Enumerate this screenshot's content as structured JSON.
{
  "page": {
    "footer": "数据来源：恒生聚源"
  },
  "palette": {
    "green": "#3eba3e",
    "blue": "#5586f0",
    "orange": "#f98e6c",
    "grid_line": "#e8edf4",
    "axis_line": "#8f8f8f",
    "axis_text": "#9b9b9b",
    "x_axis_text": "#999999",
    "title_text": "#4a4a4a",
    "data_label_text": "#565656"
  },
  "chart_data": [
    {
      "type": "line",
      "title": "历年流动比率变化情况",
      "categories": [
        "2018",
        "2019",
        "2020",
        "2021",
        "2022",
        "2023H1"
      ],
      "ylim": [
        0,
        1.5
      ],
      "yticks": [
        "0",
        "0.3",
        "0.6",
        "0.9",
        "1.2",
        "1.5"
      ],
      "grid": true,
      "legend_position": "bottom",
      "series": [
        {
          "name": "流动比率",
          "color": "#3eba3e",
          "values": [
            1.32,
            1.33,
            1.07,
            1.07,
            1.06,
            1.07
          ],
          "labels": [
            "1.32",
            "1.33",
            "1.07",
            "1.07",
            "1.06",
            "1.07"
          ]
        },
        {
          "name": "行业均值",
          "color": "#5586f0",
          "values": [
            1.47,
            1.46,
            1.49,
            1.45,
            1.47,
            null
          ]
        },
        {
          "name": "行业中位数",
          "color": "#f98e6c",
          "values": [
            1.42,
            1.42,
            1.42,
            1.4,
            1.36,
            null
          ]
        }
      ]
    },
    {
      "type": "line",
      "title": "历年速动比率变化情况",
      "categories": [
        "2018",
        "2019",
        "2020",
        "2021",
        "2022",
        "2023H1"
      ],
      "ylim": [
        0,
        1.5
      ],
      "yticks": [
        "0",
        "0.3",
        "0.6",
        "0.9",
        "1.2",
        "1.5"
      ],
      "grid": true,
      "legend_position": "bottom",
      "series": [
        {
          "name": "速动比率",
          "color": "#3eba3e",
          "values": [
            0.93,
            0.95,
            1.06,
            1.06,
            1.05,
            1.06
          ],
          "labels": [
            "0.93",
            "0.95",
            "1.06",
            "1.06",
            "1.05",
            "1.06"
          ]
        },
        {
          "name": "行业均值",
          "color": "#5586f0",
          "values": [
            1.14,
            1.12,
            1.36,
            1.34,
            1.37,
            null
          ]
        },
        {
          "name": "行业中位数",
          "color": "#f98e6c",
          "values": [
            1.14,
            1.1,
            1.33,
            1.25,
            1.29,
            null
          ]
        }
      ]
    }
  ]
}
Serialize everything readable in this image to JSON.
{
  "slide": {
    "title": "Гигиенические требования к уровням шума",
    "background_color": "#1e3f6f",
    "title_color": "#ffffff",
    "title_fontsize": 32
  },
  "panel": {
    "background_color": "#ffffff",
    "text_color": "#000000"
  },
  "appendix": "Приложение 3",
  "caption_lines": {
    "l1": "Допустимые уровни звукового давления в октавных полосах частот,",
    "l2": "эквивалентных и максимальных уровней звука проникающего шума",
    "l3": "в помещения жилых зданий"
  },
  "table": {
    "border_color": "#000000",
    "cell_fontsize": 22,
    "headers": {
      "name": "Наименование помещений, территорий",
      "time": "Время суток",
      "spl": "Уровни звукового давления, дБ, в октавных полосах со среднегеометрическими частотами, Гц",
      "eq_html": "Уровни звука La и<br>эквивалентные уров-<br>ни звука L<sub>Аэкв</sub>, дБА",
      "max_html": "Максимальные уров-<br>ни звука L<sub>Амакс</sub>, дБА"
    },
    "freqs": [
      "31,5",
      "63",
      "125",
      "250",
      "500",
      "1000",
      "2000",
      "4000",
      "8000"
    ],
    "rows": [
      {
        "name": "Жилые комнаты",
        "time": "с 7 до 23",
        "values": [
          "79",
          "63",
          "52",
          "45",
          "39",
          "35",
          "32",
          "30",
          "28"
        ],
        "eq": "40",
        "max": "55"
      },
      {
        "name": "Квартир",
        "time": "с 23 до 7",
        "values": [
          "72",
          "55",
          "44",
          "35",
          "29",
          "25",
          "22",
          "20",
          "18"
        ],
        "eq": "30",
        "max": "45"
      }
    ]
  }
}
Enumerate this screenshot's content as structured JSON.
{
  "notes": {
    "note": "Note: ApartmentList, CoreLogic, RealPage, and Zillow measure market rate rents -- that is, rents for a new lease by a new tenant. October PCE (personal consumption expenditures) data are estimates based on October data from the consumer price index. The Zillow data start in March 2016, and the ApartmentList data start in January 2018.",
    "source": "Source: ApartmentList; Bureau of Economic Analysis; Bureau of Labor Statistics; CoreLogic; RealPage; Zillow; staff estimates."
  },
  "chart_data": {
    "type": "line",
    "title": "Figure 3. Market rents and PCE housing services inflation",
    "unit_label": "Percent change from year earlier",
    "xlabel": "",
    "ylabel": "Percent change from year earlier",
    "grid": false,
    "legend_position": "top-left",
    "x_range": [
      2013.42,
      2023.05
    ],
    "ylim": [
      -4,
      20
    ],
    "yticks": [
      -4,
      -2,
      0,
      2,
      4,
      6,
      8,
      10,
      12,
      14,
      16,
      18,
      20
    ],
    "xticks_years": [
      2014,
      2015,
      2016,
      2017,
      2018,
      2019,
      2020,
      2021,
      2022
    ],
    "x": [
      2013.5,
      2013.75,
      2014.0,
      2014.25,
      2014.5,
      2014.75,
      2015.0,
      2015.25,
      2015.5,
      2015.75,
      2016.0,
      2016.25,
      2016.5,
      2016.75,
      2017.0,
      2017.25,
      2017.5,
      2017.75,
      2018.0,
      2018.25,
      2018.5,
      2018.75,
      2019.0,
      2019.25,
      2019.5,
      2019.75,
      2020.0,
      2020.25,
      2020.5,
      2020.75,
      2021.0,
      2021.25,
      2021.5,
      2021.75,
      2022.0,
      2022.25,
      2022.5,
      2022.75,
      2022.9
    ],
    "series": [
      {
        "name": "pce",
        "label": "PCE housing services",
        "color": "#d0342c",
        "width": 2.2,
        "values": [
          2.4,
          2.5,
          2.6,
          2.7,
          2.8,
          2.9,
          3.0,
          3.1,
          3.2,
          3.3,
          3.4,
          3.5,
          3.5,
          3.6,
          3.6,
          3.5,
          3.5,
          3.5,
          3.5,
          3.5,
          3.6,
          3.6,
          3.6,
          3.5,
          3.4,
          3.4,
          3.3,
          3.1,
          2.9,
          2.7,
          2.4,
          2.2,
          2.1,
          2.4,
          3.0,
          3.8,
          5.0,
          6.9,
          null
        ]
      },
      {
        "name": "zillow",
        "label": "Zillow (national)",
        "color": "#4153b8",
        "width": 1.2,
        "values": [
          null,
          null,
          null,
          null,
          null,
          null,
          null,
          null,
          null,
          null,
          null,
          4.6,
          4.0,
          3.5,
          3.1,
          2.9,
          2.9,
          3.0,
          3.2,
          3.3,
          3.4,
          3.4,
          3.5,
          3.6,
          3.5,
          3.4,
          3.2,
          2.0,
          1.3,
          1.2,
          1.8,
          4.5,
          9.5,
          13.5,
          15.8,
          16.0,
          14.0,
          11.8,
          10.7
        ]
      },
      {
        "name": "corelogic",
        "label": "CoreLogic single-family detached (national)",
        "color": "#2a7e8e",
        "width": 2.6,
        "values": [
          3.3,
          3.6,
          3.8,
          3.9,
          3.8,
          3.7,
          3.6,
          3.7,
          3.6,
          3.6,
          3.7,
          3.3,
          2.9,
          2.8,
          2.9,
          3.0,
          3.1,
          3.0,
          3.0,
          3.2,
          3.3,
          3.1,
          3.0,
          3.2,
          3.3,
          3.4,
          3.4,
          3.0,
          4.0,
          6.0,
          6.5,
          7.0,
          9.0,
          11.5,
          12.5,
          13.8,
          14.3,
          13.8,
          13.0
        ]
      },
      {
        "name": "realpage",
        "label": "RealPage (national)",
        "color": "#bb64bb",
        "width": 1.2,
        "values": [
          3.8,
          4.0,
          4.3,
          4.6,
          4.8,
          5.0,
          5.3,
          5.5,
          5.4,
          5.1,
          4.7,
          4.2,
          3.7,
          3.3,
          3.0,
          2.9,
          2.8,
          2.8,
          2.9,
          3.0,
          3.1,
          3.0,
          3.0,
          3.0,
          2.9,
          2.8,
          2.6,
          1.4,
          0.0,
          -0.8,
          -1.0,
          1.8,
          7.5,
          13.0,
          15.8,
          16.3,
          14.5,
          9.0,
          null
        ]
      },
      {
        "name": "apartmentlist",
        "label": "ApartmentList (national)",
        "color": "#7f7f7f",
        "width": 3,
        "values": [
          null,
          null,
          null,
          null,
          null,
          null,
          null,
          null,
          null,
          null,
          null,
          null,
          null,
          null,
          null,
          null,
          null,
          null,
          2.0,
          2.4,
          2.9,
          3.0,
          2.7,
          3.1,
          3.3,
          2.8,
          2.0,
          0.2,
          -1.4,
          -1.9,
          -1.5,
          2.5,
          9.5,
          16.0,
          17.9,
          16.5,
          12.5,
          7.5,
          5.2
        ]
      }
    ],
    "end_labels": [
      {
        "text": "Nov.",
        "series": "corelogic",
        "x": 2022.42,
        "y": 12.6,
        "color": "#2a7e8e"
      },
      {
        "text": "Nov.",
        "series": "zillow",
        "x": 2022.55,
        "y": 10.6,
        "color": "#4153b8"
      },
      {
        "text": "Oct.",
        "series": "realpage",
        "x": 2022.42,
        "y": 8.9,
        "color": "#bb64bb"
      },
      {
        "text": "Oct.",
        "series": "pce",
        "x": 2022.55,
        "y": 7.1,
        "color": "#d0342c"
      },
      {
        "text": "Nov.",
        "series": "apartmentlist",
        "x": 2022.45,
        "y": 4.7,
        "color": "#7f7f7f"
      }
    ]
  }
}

TASK OBJECTIVE:
Only the number is required: the count of lines containing the word "services".

THE REPLY:
2